Records:
··········

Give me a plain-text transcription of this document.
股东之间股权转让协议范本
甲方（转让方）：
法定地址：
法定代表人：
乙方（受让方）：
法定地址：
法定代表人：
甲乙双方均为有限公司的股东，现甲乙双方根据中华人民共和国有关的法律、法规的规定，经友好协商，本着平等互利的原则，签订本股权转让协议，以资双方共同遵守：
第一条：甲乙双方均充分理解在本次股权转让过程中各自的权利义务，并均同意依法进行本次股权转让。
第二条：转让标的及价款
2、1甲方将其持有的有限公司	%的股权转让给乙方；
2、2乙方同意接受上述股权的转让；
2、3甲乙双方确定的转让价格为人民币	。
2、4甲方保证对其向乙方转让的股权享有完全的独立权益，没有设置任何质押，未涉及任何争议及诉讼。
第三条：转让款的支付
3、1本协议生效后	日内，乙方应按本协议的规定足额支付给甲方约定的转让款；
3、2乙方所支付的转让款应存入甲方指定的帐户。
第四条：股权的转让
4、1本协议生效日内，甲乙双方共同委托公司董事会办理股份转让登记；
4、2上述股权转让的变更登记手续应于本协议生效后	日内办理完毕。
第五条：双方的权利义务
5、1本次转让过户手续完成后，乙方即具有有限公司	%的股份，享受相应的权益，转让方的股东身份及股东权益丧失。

··········

Direction: Could you quote the material above in full, exactly as it stands?

Exercise response:
Give me a plain-text transcription of this document.
股东之间股权转让协议范本
甲方（转让方）：
法定地址：
法定代表人：
乙方（受让方）：
法定地址：
法定代表人：
甲乙双方均为有限公司的股东，现甲乙双方根据中华人民共和国有关的法律、法规的规定，经友好协商，本着平等互利的原则，签订本股权转让协议，以资双方共同遵守：
第一条：甲乙双方均充分理解在本次股权转让过程中各自的权利义务，并均同意依法进行本次股权转让。
第二条：转让标的及价款
2、1甲方将其持有的有限公司	%的股权转让给乙方；
2、2乙方同意接受上述股权的转让；
2、3甲乙双方确定的转让价格为人民币	。
2、4甲方保证对其向乙方转让的股权享有完全的独立权益，没有设置任何质押，未涉及任何争议及诉讼。
第三条：转让款的支付
3、1本协议生效后	日内，乙方应按本协议的规定足额支付给甲方约定的转让款；
3、2乙方所支付的转让款应存入甲方指定的帐户。
第四条：股权的转让
4、1本协议生效日内，甲乙双方共同委托公司董事会办理股份转让登记；
4、2上述股权转让的变更登记手续应于本协议生效后	日内办理完毕。
第五条：双方的权利义务
5、1本次转让过户手续完成后，乙方即具有有限公司	%的股份，享受相应的权益，转让方的股东身份及股东权益丧失。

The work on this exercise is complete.